__Goal__
Write out the records again, exactly, leaving none out.

^^^^^^^^

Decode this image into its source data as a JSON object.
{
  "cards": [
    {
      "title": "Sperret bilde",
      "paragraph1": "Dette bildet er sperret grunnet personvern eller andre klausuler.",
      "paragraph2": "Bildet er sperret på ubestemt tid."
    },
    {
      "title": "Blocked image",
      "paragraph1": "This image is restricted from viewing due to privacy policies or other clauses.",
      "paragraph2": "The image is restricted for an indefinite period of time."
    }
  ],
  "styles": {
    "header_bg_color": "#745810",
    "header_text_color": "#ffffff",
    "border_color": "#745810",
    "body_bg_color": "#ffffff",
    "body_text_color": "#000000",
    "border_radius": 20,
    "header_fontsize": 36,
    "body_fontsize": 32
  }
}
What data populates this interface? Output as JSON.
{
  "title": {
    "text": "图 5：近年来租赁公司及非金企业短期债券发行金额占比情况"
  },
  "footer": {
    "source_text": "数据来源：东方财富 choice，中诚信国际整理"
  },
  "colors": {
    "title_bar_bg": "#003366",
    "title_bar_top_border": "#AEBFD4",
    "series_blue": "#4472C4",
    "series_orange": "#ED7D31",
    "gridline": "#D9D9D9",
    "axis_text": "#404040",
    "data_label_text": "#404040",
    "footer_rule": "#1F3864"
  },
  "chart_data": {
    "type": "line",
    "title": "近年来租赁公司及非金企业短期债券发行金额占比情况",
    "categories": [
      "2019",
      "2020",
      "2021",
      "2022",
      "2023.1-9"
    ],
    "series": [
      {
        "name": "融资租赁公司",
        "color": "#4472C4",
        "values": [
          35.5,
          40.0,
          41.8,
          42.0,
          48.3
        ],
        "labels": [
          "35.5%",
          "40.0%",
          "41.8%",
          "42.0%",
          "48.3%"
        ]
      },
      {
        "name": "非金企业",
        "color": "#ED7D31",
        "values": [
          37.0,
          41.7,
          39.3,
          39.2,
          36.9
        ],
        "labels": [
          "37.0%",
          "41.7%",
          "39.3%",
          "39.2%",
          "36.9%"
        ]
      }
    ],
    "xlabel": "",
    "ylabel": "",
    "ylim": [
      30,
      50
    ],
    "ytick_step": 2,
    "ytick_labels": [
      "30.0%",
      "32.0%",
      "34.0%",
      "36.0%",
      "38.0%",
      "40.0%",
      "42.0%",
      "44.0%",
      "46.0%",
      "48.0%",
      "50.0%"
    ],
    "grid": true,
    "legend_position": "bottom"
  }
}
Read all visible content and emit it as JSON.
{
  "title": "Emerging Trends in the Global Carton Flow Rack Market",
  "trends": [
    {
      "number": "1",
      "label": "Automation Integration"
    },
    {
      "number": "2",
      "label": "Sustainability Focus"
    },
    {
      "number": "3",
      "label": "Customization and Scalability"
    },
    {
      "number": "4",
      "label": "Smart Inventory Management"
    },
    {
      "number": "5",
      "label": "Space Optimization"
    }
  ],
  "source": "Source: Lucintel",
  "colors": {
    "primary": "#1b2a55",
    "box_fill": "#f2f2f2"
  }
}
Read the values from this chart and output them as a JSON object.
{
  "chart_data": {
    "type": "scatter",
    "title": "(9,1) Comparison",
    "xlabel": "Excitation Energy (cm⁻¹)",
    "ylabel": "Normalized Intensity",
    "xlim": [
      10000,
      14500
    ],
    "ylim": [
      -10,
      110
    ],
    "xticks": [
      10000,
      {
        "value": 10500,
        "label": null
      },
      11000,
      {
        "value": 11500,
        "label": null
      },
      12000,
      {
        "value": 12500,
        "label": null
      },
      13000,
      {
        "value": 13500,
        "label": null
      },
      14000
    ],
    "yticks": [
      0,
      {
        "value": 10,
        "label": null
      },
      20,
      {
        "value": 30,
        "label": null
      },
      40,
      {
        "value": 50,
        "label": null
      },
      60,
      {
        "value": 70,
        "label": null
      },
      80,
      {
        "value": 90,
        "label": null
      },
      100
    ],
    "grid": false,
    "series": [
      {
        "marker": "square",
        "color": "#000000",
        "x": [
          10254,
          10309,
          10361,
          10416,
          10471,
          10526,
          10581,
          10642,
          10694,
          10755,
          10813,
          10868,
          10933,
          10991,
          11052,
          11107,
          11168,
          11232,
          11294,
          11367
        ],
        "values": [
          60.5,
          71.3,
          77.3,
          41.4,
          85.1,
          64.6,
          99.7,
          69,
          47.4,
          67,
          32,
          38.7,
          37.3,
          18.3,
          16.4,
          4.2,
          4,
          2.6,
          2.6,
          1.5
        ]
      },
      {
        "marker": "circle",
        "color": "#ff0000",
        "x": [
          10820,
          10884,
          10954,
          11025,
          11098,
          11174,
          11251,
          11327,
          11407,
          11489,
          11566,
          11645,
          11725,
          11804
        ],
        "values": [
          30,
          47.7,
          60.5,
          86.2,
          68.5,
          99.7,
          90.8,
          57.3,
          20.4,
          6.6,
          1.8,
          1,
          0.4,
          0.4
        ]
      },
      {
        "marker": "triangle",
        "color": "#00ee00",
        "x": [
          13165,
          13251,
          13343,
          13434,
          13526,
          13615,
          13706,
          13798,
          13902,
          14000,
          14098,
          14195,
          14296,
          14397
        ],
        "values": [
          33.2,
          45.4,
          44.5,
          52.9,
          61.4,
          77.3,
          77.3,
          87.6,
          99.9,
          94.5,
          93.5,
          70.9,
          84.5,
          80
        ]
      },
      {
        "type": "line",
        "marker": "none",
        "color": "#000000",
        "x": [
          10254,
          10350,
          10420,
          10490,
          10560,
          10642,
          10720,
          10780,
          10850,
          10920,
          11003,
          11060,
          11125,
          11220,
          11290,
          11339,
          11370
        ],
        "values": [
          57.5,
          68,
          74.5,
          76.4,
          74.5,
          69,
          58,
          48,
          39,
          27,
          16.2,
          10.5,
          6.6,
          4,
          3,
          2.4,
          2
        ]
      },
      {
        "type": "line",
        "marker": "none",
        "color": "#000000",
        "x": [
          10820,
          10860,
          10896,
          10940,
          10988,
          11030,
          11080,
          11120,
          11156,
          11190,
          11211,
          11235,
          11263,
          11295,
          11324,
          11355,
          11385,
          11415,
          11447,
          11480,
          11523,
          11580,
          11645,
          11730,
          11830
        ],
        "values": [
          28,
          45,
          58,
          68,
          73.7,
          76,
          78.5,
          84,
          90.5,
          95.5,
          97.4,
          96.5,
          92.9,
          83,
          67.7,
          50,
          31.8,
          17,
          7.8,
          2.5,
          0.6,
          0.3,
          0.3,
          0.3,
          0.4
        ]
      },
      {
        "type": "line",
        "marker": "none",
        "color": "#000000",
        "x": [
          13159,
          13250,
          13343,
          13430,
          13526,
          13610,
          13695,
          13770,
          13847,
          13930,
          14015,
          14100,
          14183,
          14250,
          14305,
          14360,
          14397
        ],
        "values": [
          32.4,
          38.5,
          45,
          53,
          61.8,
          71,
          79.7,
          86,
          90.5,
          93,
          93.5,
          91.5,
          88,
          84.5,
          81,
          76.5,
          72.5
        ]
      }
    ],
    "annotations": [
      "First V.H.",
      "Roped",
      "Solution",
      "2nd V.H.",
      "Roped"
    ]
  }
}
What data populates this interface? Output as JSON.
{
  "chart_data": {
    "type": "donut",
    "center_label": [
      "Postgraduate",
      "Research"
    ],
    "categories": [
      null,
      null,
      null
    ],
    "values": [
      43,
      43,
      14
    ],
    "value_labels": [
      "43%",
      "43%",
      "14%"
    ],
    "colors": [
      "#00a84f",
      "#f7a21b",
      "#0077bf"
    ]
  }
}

^^^^^^^^

__Full response__
Decode this image into its source data as a JSON object.
{
  "cards": [
    {
      "title": "Sperret bilde",
      "paragraph1": "Dette bildet er sperret grunnet personvern eller andre klausuler.",
      "paragraph2": "Bildet er sperret på ubestemt tid."
    },
    {
      "title": "Blocked image",
      "paragraph1": "This image is restricted from viewing due to privacy policies or other clauses.",
      "paragraph2": "The image is restricted for an indefinite period of time."
    }
  ],
  "styles": {
    "header_bg_color": "#745810",
    "header_text_color": "#ffffff",
    "border_color": "#745810",
    "body_bg_color": "#ffffff",
    "body_text_color": "#000000",
    "border_radius": 20,
    "header_fontsize": 36,
    "body_fontsize": 32
  }
}
What data populates this interface? Output as JSON.
{
  "title": {
    "text": "图 5：近年来租赁公司及非金企业短期债券发行金额占比情况"
  },
  "footer": {
    "source_text": "数据来源：东方财富 choice，中诚信国际整理"
  },
  "colors": {
    "title_bar_bg": "#003366",
    "title_bar_top_border": "#AEBFD4",
    "series_blue": "#4472C4",
    "series_orange": "#ED7D31",
    "gridline": "#D9D9D9",
    "axis_text": "#404040",
    "data_label_text": "#404040",
    "footer_rule": "#1F3864"
  },
  "chart_data": {
    "type": "line",
    "title": "近年来租赁公司及非金企业短期债券发行金额占比情况",
    "categories": [
      "2019",
      "2020",
      "2021",
      "2022",
      "2023.1-9"
    ],
    "series": [
      {
        "name": "融资租赁公司",
        "color": "#4472C4",
        "values": [
          35.5,
          40.0,
          41.8,
          42.0,
          48.3
        ],
        "labels": [
          "35.5%",
          "40.0%",
          "41.8%",
          "42.0%",
          "48.3%"
        ]
      },
      {
        "name": "非金企业",
        "color": "#ED7D31",
        "values": [
          37.0,
          41.7,
          39.3,
          39.2,
          36.9
        ],
        "labels": [
          "37.0%",
          "41.7%",
          "39.3%",
          "39.2%",
          "36.9%"
        ]
      }
    ],
    "xlabel": "",
    "ylabel": "",
    "ylim": [
      30,
      50
    ],
    "ytick_step": 2,
    "ytick_labels": [
      "30.0%",
      "32.0%",
      "34.0%",
      "36.0%",
      "38.0%",
      "40.0%",
      "42.0%",
      "44.0%",
      "46.0%",
      "48.0%",
      "50.0%"
    ],
    "grid": true,
    "legend_position": "bottom"
  }
}
Read all visible content and emit it as JSON.
{
  "title": "Emerging Trends in the Global Carton Flow Rack Market",
  "trends": [
    {
      "number": "1",
      "label": "Automation Integration"
    },
    {
      "number": "2",
      "label": "Sustainability Focus"
    },
    {
      "number": "3",
      "label": "Customization and Scalability"
    },
    {
      "number": "4",
      "label": "Smart Inventory Management"
    },
    {
      "number": "5",
      "label": "Space Optimization"
    }
  ],
  "source": "Source: Lucintel",
  "colors": {
    "primary": "#1b2a55",
    "box_fill": "#f2f2f2"
  }
}
Read the values from this chart and output them as a JSON object.
{
  "chart_data": {
    "type": "scatter",
    "title": "(9,1) Comparison",
    "xlabel": "Excitation Energy (cm⁻¹)",
    "ylabel": "Normalized Intensity",
    "xlim": [
      10000,
      14500
    ],
    "ylim": [
      -10,
      110
    ],
    "xticks": [
      10000,
      {
        "value": 10500,
        "label": null
      },
      11000,
      {
        "value": 11500,
        "label": null
      },
      12000,
      {
        "value": 12500,
        "label": null
      },
      13000,
      {
        "value": 13500,
        "label": null
      },
      14000
    ],
    "yticks": [
      0,
      {
        "value": 10,
        "label": null
      },
      20,
      {
        "value": 30,
        "label": null
      },
      40,
      {
        "value": 50,
        "label": null
      },
      60,
      {
        "value": 70,
        "label": null
      },
      80,
      {
        "value": 90,
        "label": null
      },
      100
    ],
    "grid": false,
    "series": [
      {
        "marker": "square",
        "color": "#000000",
        "x": [
          10254,
          10309,
          10361,
          10416,
          10471,
          10526,
          10581,
          10642,
          10694,
          10755,
          10813,
          10868,
          10933,
          10991,
          11052,
          11107,
          11168,
          11232,
          11294,
          11367
        ],
        "values": [
          60.5,
          71.3,
          77.3,
          41.4,
          85.1,
          64.6,
          99.7,
          69,
          47.4,
          67,
          32,
          38.7,
          37.3,
          18.3,
          16.4,
          4.2,
          4,
          2.6,
          2.6,
          1.5
        ]
      },
      {
        "marker": "circle",
        "color": "#ff0000",
        "x": [
          10820,
          10884,
          10954,
          11025,
          11098,
          11174,
          11251,
          11327,
          11407,
          11489,
          11566,
          11645,
          11725,
          11804
        ],
        "values": [
          30,
          47.7,
          60.5,
          86.2,
          68.5,
          99.7,
          90.8,
          57.3,
          20.4,
          6.6,
          1.8,
          1,
          0.4,
          0.4
        ]
      },
      {
        "marker": "triangle",
        "color": "#00ee00",
        "x": [
          13165,
          13251,
          13343,
          13434,
          13526,
          13615,
          13706,
          13798,
          13902,
          14000,
          14098,
          14195,
          14296,
          14397
        ],
        "values": [
          33.2,
          45.4,
          44.5,
          52.9,
          61.4,
          77.3,
          77.3,
          87.6,
          99.9,
          94.5,
          93.5,
          70.9,
          84.5,
          80
        ]
      },
      {
        "type": "line",
        "marker": "none",
        "color": "#000000",
        "x": [
          10254,
          10350,
          10420,
          10490,
          10560,
          10642,
          10720,
          10780,
          10850,
          10920,
          11003,
          11060,
          11125,
          11220,
          11290,
          11339,
          11370
        ],
        "values": [
          57.5,
          68,
          74.5,
          76.4,
          74.5,
          69,
          58,
          48,
          39,
          27,
          16.2,
          10.5,
          6.6,
          4,
          3,
          2.4,
          2
        ]
      },
      {
        "type": "line",
        "marker": "none",
        "color": "#000000",
        "x": [
          10820,
          10860,
          10896,
          10940,
          10988,
          11030,
          11080,
          11120,
          11156,
          11190,
          11211,
          11235,
          11263,
          11295,
          11324,
          11355,
          11385,
          11415,
          11447,
          11480,
          11523,
          11580,
          11645,
          11730,
          11830
        ],
        "values": [
          28,
          45,
          58,
          68,
          73.7,
          76,
          78.5,
          84,
          90.5,
          95.5,
          97.4,
          96.5,
          92.9,
          83,
          67.7,
          50,
          31.8,
          17,
          7.8,
          2.5,
          0.6,
          0.3,
          0.3,
          0.3,
          0.4
        ]
      },
      {
        "type": "line",
        "marker": "none",
        "color": "#000000",
        "x": [
          13159,
          13250,
          13343,
          13430,
          13526,
          13610,
          13695,
          13770,
          13847,
          13930,
          14015,
          14100,
          14183,
          14250,
          14305,
          14360,
          14397
        ],
        "values": [
          32.4,
          38.5,
          45,
          53,
          61.8,
          71,
          79.7,
          86,
          90.5,
          93,
          93.5,
          91.5,
          88,
          84.5,
          81,
          76.5,
          72.5
        ]
      }
    ],
    "annotations": [
      "First V.H.",
      "Roped",
      "Solution",
      "2nd V.H.",
      "Roped"
    ]
  }
}
What data populates this interface? Output as JSON.
{
  "chart_data": {
    "type": "donut",
    "center_label": [
      "Postgraduate",
      "Research"
    ],
    "categories": [
      null,
      null,
      null
    ],
    "values": [
      43,
      43,
      14
    ],
    "value_labels": [
      "43%",
      "43%",
      "14%"
    ],
    "colors": [
      "#00a84f",
      "#f7a21b",
      "#0077bf"
    ]
  }
}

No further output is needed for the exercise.